»»

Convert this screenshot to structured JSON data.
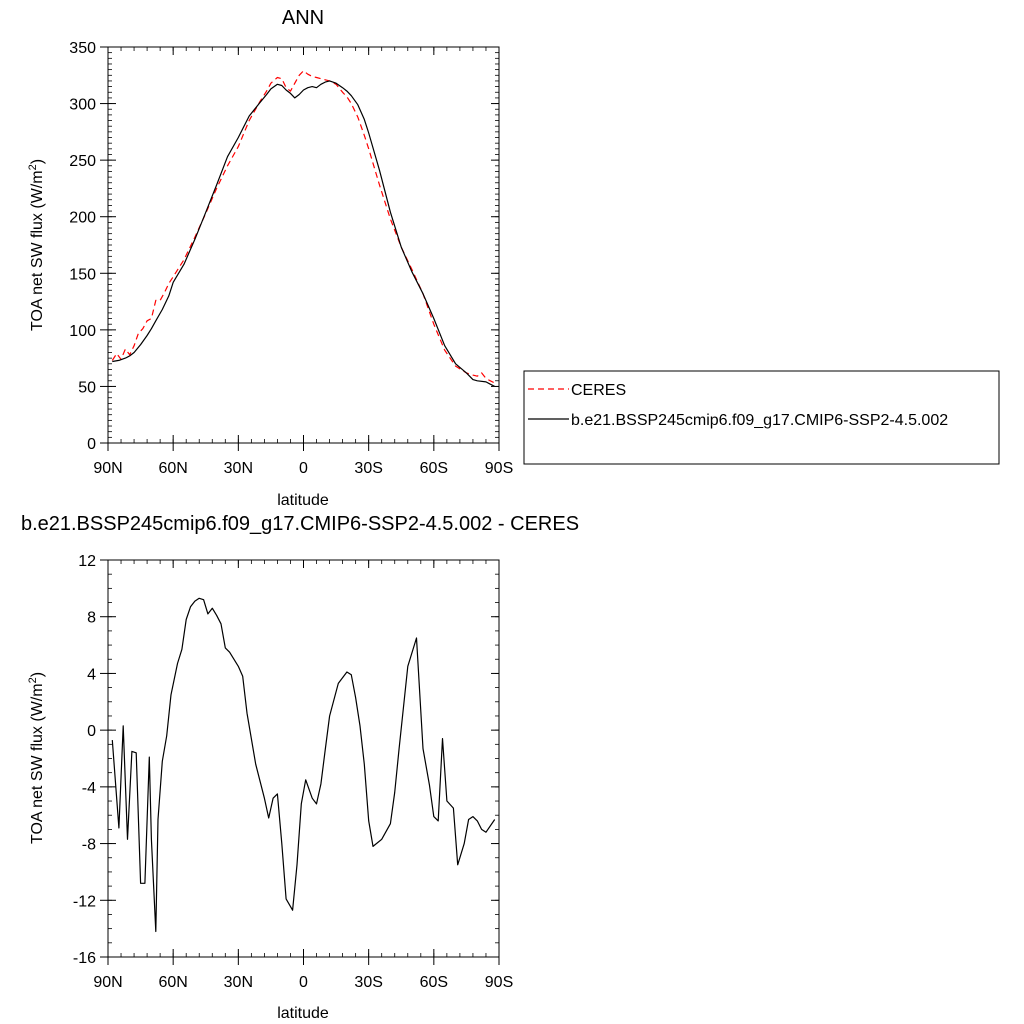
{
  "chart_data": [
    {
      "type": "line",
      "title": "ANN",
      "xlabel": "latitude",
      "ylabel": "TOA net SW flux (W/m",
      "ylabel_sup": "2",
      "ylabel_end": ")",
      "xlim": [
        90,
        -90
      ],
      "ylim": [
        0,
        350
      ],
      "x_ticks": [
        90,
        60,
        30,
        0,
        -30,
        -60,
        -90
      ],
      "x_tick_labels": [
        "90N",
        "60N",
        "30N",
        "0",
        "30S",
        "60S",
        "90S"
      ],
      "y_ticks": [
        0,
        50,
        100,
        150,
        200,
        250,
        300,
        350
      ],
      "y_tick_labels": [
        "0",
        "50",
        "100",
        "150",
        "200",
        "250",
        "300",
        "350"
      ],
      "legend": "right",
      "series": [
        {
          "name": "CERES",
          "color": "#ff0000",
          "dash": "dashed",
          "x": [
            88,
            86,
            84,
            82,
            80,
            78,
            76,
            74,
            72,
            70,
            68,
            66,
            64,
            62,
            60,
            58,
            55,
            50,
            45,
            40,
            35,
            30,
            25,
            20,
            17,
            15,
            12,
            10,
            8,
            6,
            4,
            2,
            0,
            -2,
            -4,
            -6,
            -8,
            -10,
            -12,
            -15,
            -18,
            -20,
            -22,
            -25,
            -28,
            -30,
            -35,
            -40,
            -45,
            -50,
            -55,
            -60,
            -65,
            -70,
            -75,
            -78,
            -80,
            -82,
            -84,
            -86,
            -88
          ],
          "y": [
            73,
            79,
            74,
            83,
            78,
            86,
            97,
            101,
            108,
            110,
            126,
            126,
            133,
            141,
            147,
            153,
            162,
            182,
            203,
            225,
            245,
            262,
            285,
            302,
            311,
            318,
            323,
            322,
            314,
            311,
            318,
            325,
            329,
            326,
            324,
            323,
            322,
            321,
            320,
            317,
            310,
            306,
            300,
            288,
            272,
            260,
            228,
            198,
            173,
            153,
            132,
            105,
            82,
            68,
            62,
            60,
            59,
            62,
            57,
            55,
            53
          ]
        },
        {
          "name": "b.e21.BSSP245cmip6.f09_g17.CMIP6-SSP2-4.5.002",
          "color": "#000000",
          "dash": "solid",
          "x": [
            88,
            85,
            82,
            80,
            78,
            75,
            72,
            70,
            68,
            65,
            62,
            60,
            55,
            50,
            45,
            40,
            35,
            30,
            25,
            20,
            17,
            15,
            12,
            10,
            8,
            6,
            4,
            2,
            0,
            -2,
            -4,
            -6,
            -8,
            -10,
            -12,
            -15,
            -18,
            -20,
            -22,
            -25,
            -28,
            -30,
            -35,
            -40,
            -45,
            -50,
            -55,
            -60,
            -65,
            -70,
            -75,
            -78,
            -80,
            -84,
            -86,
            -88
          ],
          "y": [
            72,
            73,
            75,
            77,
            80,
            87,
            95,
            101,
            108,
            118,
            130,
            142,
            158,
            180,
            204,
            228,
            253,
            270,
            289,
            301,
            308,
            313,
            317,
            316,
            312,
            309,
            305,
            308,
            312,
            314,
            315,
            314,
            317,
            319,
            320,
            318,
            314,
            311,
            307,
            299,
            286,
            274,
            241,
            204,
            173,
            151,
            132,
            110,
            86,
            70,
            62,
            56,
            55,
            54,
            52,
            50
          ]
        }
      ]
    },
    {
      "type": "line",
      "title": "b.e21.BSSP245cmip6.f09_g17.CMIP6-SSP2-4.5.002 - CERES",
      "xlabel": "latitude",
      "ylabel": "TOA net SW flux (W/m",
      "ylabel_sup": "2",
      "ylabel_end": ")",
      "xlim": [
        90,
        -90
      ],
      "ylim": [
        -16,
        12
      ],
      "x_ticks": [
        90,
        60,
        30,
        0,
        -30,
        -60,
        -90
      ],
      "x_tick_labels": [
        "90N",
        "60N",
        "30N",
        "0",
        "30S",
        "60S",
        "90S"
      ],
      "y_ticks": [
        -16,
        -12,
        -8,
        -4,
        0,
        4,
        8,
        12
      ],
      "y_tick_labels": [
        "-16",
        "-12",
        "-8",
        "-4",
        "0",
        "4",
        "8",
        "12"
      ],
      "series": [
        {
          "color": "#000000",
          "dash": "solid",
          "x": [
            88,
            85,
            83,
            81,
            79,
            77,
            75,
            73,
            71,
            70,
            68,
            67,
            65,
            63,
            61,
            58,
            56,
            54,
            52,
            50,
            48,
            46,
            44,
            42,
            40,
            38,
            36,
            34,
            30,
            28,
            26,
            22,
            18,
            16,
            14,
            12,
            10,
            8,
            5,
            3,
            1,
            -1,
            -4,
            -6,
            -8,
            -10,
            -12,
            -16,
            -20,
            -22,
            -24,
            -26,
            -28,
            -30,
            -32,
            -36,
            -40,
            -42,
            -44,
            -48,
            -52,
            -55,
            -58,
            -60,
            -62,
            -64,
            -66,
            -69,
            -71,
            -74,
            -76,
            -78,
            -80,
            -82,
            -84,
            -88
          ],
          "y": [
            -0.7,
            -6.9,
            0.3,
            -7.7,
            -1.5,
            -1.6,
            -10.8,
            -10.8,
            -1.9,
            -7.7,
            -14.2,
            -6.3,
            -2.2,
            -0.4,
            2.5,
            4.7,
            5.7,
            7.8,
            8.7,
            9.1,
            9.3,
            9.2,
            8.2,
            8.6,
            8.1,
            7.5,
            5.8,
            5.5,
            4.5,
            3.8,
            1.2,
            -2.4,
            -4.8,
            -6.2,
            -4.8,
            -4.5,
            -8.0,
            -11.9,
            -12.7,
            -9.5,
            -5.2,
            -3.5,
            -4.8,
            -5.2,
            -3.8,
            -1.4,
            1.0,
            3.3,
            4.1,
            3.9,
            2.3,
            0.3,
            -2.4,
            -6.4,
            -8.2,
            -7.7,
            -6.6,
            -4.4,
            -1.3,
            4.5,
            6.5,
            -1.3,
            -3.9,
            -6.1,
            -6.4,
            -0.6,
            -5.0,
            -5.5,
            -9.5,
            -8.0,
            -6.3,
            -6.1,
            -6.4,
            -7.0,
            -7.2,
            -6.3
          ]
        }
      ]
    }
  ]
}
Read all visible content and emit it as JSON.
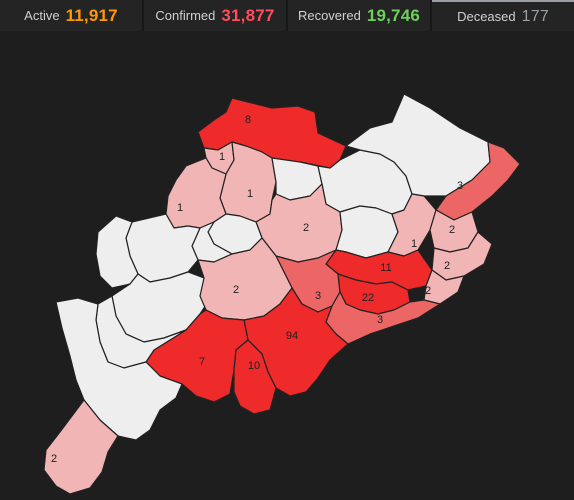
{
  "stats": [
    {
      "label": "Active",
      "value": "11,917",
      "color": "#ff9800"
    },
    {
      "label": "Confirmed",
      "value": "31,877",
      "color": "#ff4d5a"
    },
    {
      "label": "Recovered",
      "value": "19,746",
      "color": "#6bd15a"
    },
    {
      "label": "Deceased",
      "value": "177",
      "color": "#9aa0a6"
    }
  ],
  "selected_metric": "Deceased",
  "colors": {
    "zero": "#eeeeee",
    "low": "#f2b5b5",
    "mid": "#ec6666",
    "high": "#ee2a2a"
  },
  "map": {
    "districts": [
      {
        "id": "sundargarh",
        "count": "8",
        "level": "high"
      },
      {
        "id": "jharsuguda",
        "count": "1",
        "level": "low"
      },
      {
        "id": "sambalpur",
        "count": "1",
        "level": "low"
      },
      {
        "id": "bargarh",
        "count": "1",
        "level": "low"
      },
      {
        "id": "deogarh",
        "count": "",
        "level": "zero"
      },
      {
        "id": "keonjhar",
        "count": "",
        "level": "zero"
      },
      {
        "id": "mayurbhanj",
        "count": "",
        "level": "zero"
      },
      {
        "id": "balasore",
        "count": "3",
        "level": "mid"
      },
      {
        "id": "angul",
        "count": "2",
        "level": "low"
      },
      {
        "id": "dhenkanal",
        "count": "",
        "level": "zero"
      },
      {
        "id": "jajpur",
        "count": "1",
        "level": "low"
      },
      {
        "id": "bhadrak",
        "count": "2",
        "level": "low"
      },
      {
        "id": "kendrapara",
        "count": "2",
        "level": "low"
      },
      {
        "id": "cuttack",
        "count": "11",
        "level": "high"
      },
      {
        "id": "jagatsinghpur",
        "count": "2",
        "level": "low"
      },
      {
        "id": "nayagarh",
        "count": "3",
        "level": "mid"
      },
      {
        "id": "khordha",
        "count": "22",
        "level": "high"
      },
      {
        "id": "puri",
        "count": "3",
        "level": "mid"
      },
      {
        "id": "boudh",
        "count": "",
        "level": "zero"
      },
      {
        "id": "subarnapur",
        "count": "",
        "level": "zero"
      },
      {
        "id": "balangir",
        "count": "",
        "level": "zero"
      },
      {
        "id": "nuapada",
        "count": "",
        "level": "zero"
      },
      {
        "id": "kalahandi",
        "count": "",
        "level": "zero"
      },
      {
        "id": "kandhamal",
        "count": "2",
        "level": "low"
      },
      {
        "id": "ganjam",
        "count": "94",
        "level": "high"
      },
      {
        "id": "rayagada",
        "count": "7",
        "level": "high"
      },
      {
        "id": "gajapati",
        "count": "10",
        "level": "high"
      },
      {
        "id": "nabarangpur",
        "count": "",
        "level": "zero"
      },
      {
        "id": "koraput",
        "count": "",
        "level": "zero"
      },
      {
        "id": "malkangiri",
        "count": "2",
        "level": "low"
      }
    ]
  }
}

««

GIVEN EXERCISE: Pull every line containing the word "Deceased" out of the material.

CORRECT RESULT:
      "label": "Deceased",
  "selected_metric": "Deceased",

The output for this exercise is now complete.